* Problem to solve: Write out every line of the material exactly as it appears.

* Records supplied:

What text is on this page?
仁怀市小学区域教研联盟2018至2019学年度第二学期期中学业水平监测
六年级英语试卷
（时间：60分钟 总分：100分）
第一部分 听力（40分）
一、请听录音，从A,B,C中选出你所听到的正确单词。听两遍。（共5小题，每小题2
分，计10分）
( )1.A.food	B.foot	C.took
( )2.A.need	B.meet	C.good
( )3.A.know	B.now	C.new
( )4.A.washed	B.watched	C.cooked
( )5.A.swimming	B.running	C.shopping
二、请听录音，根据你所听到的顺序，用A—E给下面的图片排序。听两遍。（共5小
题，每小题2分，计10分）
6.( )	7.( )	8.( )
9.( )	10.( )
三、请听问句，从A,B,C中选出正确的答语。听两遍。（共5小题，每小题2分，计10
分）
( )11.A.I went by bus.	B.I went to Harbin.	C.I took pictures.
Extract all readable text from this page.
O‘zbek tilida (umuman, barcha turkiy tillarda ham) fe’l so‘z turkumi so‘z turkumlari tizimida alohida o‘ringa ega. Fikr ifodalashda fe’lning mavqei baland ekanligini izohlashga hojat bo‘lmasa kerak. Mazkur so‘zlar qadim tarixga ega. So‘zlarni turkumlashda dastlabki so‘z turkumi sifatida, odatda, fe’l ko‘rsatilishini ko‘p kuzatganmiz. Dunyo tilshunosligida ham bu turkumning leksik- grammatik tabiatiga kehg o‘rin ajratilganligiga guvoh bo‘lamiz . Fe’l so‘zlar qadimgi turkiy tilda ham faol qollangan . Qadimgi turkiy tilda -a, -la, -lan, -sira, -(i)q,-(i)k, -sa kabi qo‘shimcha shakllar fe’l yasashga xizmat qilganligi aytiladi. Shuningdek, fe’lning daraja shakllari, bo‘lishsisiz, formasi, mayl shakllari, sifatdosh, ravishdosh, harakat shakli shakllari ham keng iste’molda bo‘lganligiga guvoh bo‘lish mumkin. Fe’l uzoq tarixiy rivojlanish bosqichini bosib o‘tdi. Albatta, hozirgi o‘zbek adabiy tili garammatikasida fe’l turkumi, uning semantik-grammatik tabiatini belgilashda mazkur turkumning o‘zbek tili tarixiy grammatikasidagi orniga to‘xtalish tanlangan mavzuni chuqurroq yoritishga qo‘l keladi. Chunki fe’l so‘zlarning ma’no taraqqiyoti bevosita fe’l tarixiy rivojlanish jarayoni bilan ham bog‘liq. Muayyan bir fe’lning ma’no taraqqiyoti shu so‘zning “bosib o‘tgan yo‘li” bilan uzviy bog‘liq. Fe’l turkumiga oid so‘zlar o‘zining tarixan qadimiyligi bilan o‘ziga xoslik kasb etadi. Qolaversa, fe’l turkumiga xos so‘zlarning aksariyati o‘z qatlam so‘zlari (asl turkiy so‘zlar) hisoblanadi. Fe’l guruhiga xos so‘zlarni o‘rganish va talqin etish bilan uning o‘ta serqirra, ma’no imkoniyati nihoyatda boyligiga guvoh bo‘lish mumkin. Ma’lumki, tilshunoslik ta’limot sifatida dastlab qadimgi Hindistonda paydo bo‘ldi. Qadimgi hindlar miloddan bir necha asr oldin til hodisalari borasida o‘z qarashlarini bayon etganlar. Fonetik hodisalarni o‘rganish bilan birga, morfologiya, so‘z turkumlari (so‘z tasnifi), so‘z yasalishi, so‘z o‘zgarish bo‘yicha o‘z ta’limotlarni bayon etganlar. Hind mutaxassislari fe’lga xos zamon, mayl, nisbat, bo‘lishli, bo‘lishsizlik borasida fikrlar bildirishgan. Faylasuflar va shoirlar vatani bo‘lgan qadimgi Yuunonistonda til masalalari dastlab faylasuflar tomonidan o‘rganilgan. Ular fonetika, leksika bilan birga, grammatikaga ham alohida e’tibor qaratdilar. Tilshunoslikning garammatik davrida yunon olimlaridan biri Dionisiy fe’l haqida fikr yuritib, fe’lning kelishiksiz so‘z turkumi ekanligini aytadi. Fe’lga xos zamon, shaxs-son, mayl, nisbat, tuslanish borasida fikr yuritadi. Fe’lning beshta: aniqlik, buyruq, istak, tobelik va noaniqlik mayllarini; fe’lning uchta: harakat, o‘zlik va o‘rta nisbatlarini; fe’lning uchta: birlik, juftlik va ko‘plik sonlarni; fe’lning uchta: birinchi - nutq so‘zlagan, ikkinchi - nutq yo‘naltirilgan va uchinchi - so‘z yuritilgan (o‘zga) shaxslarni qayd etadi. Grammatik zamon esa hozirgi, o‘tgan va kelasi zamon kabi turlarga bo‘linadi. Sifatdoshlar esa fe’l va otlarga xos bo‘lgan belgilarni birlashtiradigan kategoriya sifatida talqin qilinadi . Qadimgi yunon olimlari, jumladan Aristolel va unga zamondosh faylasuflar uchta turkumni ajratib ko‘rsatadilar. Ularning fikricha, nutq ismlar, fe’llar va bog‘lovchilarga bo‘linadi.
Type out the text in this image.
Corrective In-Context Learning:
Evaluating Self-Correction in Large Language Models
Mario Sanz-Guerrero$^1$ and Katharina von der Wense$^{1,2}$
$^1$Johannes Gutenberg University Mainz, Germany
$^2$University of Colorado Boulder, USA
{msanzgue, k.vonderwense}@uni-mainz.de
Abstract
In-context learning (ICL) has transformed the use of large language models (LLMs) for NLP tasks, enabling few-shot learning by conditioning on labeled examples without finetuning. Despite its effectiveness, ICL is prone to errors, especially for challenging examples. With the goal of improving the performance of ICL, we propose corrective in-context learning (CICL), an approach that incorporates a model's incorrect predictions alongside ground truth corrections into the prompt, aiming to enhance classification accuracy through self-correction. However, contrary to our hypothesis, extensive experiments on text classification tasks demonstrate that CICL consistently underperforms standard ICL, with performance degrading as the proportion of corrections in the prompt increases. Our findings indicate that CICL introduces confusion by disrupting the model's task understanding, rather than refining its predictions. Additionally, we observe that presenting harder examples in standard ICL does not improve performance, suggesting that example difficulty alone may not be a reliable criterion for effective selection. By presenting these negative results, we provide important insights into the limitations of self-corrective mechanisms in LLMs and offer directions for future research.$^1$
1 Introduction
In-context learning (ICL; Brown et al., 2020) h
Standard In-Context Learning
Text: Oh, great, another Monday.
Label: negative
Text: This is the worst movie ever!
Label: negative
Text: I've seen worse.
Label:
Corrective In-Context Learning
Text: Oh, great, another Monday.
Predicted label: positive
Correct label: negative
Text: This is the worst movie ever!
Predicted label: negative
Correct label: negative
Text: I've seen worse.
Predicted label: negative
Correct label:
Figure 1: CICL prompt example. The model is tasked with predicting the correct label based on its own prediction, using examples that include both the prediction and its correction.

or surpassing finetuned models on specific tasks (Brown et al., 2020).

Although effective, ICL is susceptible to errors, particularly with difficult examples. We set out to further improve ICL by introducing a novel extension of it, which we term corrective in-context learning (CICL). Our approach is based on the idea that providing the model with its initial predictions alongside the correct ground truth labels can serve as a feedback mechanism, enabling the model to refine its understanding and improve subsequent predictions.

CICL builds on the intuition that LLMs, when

* Exercise response:
What text is on this page?
仁怀市小学区域教研联盟2018至2019学年度第二学期期中学业水平监测
六年级英语试卷
（时间：60分钟 总分：100分）
第一部分 听力（40分）
一、请听录音，从A,B,C中选出你所听到的正确单词。听两遍。（共5小题，每小题2
分，计10分）
( )1.A.food	B.foot	C.took
( )2.A.need	B.meet	C.good
( )3.A.know	B.now	C.new
( )4.A.washed	B.watched	C.cooked
( )5.A.swimming	B.running	C.shopping
二、请听录音，根据你所听到的顺序，用A—E给下面的图片排序。听两遍。（共5小
题，每小题2分，计10分）
6.( )	7.( )	8.( )
9.( )	10.( )
三、请听问句，从A,B,C中选出正确的答语。听两遍。（共5小题，每小题2分，计10
分）
( )11.A.I went by bus.	B.I went to Harbin.	C.I took pictures.
Extract all readable text from this page.
O‘zbek tilida (umuman, barcha turkiy tillarda ham) fe’l so‘z turkumi so‘z turkumlari tizimida alohida o‘ringa ega. Fikr ifodalashda fe’lning mavqei baland ekanligini izohlashga hojat bo‘lmasa kerak. Mazkur so‘zlar qadim tarixga ega. So‘zlarni turkumlashda dastlabki so‘z turkumi sifatida, odatda, fe’l ko‘rsatilishini ko‘p kuzatganmiz. Dunyo tilshunosligida ham bu turkumning leksik- grammatik tabiatiga kehg o‘rin ajratilganligiga guvoh bo‘lamiz . Fe’l so‘zlar qadimgi turkiy tilda ham faol qollangan . Qadimgi turkiy tilda -a, -la, -lan, -sira, -(i)q,-(i)k, -sa kabi qo‘shimcha shakllar fe’l yasashga xizmat qilganligi aytiladi. Shuningdek, fe’lning daraja shakllari, bo‘lishsisiz, formasi, mayl shakllari, sifatdosh, ravishdosh, harakat shakli shakllari ham keng iste’molda bo‘lganligiga guvoh bo‘lish mumkin. Fe’l uzoq tarixiy rivojlanish bosqichini bosib o‘tdi. Albatta, hozirgi o‘zbek adabiy tili garammatikasida fe’l turkumi, uning semantik-grammatik tabiatini belgilashda mazkur turkumning o‘zbek tili tarixiy grammatikasidagi orniga to‘xtalish tanlangan mavzuni chuqurroq yoritishga qo‘l keladi. Chunki fe’l so‘zlarning ma’no taraqqiyoti bevosita fe’l tarixiy rivojlanish jarayoni bilan ham bog‘liq. Muayyan bir fe’lning ma’no taraqqiyoti shu so‘zning “bosib o‘tgan yo‘li” bilan uzviy bog‘liq. Fe’l turkumiga oid so‘zlar o‘zining tarixan qadimiyligi bilan o‘ziga xoslik kasb etadi. Qolaversa, fe’l turkumiga xos so‘zlarning aksariyati o‘z qatlam so‘zlari (asl turkiy so‘zlar) hisoblanadi. Fe’l guruhiga xos so‘zlarni o‘rganish va talqin etish bilan uning o‘ta serqirra, ma’no imkoniyati nihoyatda boyligiga guvoh bo‘lish mumkin. Ma’lumki, tilshunoslik ta’limot sifatida dastlab qadimgi Hindistonda paydo bo‘ldi. Qadimgi hindlar miloddan bir necha asr oldin til hodisalari borasida o‘z qarashlarini bayon etganlar. Fonetik hodisalarni o‘rganish bilan birga, morfologiya, so‘z turkumlari (so‘z tasnifi), so‘z yasalishi, so‘z o‘zgarish bo‘yicha o‘z ta’limotlarni bayon etganlar. Hind mutaxassislari fe’lga xos zamon, mayl, nisbat, bo‘lishli, bo‘lishsizlik borasida fikrlar bildirishgan. Faylasuflar va shoirlar vatani bo‘lgan qadimgi Yuunonistonda til masalalari dastlab faylasuflar tomonidan o‘rganilgan. Ular fonetika, leksika bilan birga, grammatikaga ham alohida e’tibor qaratdilar. Tilshunoslikning garammatik davrida yunon olimlaridan biri Dionisiy fe’l haqida fikr yuritib, fe’lning kelishiksiz so‘z turkumi ekanligini aytadi. Fe’lga xos zamon, shaxs-son, mayl, nisbat, tuslanish borasida fikr yuritadi. Fe’lning beshta: aniqlik, buyruq, istak, tobelik va noaniqlik mayllarini; fe’lning uchta: harakat, o‘zlik va o‘rta nisbatlarini; fe’lning uchta: birlik, juftlik va ko‘plik sonlarni; fe’lning uchta: birinchi - nutq so‘zlagan, ikkinchi - nutq yo‘naltirilgan va uchinchi - so‘z yuritilgan (o‘zga) shaxslarni qayd etadi. Grammatik zamon esa hozirgi, o‘tgan va kelasi zamon kabi turlarga bo‘linadi. Sifatdoshlar esa fe’l va otlarga xos bo‘lgan belgilarni birlashtiradigan kategoriya sifatida talqin qilinadi . Qadimgi yunon olimlari, jumladan Aristolel va unga zamondosh faylasuflar uchta turkumni ajratib ko‘rsatadilar. Ularning fikricha, nutq ismlar, fe’llar va bog‘lovchilarga bo‘linadi.
Type out the text in this image.
Corrective In-Context Learning:
Evaluating Self-Correction in Large Language Models
Mario Sanz-Guerrero$^1$ and Katharina von der Wense$^{1,2}$
$^1$Johannes Gutenberg University Mainz, Germany
$^2$University of Colorado Boulder, USA
{msanzgue, k.vonderwense}@uni-mainz.de
Abstract
In-context learning (ICL) has transformed the use of large language models (LLMs) for NLP tasks, enabling few-shot learning by conditioning on labeled examples without finetuning. Despite its effectiveness, ICL is prone to errors, especially for challenging examples. With the goal of improving the performance of ICL, we propose corrective in-context learning (CICL), an approach that incorporates a model's incorrect predictions alongside ground truth corrections into the prompt, aiming to enhance classification accuracy through self-correction. However, contrary to our hypothesis, extensive experiments on text classification tasks demonstrate that CICL consistently underperforms standard ICL, with performance degrading as the proportion of corrections in the prompt increases. Our findings indicate that CICL introduces confusion by disrupting the model's task understanding, rather than refining its predictions. Additionally, we observe that presenting harder examples in standard ICL does not improve performance, suggesting that example difficulty alone may not be a reliable criterion for effective selection. By presenting these negative results, we provide important insights into the limitations of self-corrective mechanisms in LLMs and offer directions for future research.$^1$
1 Introduction
In-context learning (ICL; Brown et al., 2020) h
Standard In-Context Learning
Text: Oh, great, another Monday.
Label: negative
Text: This is the worst movie ever!
Label: negative
Text: I've seen worse.
Label:
Corrective In-Context Learning
Text: Oh, great, another Monday.
Predicted label: positive
Correct label: negative
Text: This is the worst movie ever!
Predicted label: negative
Correct label: negative
Text: I've seen worse.
Predicted label: negative
Correct label:
Figure 1: CICL prompt example. The model is tasked with predicting the correct label based on its own prediction, using examples that include both the prediction and its correction.

or surpassing finetuned models on specific tasks (Brown et al., 2020).

Although effective, ICL is susceptible to errors, particularly with difficult examples. We set out to further improve ICL by introducing a novel extension of it, which we term corrective in-context learning (CICL). Our approach is based on the idea that providing the model with its initial predictions alongside the correct ground truth labels can serve as a feedback mechanism, enabling the model to refine its understanding and improve subsequent predictions.

CICL builds on the intuition that LLMs, when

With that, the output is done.